== Exercise instructions ==
Using the material that follows, identify and copy each line with the string "Internal".

== Exercise input ==
━━━━━━━━━━━━━━━━━━━━━━━━━━━━━━
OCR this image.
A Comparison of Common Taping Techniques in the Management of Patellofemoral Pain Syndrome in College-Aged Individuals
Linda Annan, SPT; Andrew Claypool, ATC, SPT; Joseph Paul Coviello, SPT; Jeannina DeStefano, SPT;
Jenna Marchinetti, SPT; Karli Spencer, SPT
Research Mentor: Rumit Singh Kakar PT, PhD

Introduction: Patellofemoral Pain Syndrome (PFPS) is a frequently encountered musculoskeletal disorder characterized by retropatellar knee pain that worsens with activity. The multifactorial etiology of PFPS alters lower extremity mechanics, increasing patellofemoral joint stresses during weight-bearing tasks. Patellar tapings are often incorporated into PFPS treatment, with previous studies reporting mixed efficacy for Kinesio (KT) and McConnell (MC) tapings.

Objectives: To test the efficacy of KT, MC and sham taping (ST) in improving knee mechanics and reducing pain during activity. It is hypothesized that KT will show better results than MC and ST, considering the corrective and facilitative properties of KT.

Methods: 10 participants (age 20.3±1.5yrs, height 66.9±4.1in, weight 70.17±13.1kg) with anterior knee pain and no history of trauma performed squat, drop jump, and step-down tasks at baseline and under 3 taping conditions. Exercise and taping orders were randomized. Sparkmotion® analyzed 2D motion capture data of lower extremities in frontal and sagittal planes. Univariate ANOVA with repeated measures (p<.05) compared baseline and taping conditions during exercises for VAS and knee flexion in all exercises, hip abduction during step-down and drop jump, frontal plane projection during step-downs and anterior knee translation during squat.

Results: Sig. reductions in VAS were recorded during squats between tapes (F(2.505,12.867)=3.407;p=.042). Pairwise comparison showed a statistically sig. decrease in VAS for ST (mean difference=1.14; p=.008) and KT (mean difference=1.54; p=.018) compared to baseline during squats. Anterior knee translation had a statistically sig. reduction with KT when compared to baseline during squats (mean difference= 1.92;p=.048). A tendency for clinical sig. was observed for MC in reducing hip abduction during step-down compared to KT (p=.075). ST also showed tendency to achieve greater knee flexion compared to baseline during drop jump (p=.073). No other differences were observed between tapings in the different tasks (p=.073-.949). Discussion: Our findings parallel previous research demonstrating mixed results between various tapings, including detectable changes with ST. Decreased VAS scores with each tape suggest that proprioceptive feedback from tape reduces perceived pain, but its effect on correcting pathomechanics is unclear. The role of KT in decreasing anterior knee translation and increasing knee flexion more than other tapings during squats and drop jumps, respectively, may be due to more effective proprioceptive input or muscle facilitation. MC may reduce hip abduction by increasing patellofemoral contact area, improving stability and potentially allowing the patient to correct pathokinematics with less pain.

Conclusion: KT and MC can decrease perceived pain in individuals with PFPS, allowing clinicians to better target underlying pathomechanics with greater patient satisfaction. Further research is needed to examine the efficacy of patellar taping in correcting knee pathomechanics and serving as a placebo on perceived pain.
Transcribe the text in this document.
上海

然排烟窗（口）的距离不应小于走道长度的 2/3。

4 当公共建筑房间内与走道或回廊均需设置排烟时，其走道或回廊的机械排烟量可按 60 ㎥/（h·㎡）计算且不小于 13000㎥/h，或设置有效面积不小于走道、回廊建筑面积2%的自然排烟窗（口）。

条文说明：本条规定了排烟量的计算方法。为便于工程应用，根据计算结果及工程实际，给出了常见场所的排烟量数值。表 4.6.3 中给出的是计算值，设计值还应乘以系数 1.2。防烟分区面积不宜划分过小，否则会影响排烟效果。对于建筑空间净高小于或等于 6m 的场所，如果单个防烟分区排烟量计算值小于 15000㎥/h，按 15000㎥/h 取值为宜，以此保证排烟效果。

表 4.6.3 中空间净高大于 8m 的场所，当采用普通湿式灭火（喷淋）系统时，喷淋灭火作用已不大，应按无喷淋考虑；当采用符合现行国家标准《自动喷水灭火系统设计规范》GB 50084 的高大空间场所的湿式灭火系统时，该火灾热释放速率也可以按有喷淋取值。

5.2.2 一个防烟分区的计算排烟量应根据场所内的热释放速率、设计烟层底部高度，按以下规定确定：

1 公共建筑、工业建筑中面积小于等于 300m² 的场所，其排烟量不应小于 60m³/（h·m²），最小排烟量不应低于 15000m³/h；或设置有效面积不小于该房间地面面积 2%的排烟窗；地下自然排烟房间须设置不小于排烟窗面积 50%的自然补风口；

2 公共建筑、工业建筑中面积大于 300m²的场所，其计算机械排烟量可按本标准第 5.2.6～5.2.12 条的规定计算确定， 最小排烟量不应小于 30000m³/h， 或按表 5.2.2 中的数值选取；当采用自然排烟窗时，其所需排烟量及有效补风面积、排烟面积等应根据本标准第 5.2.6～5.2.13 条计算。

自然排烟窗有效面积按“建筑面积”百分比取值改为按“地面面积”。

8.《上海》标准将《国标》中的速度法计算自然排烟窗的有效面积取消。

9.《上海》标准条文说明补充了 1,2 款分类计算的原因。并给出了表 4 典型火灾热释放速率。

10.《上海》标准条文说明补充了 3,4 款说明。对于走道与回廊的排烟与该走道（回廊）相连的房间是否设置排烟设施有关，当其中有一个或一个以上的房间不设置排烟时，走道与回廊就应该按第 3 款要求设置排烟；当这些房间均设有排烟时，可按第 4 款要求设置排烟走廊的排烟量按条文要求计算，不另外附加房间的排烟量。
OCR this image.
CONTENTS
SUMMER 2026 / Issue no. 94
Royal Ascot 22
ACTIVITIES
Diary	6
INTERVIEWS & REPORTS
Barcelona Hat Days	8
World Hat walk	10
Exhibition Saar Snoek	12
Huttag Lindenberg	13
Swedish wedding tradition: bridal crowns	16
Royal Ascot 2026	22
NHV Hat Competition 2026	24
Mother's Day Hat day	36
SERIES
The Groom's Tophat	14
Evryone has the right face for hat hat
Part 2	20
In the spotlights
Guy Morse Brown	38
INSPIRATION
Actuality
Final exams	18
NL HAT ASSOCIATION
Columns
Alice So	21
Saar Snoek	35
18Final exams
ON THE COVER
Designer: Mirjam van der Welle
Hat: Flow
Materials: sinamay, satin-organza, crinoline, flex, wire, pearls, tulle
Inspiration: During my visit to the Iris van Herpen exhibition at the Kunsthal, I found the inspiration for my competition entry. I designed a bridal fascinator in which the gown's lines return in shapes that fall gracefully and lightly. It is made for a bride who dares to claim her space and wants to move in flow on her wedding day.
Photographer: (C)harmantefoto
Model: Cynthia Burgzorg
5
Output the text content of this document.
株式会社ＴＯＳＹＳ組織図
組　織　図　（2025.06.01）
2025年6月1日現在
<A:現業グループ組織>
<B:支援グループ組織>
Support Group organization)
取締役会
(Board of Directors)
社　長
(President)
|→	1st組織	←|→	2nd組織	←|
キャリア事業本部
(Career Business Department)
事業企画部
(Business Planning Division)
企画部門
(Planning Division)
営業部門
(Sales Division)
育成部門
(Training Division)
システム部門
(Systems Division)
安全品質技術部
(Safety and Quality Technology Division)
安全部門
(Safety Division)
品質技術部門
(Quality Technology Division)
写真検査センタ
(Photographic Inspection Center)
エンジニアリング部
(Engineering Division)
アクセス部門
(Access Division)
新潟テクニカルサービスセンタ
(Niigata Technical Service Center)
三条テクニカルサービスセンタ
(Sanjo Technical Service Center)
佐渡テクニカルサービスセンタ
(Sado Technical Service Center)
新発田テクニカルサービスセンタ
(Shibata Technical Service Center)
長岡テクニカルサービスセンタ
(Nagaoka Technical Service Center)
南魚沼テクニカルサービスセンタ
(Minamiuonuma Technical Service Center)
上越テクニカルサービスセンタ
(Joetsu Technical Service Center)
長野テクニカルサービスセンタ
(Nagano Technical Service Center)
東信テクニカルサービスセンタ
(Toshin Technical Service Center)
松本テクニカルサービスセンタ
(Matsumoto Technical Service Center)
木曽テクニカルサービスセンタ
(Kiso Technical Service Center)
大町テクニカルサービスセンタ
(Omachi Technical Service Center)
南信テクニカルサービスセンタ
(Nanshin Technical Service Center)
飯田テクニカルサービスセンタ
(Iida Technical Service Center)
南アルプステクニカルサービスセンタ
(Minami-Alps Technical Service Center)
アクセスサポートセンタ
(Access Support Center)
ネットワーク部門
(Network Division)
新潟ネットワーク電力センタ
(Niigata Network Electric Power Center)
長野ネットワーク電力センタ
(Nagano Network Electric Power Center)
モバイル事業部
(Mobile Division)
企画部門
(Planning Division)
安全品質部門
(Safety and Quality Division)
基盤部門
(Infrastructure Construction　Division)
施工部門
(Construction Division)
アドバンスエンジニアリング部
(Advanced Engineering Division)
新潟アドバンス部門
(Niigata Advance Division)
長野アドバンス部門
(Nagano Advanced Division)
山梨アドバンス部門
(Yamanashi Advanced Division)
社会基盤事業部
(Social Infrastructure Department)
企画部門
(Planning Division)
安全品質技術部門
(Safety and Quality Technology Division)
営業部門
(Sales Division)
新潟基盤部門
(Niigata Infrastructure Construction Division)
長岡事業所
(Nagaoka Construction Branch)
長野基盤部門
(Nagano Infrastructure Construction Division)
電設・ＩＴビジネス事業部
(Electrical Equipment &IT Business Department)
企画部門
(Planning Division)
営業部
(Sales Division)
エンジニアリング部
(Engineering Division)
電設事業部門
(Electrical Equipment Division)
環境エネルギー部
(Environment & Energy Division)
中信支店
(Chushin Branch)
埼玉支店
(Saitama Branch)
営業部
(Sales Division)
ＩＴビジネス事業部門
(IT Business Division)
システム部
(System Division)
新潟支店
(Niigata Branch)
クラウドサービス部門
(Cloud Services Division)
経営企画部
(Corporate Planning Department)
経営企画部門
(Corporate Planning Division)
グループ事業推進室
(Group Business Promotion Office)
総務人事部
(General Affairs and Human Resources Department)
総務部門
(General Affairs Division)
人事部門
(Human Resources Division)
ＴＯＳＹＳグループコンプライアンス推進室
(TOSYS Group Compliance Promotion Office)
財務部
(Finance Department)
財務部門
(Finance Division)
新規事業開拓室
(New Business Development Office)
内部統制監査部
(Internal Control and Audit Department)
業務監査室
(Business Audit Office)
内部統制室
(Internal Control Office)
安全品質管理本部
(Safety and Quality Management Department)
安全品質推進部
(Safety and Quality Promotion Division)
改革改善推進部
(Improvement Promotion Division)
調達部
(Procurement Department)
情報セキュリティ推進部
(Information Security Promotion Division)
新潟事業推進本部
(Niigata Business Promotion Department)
━━━━━━━━━━━━━━━━━━━━━━━━━━━━━━
== Exercise output ==
(Internal Control and Audit Department)
(Internal Control Office)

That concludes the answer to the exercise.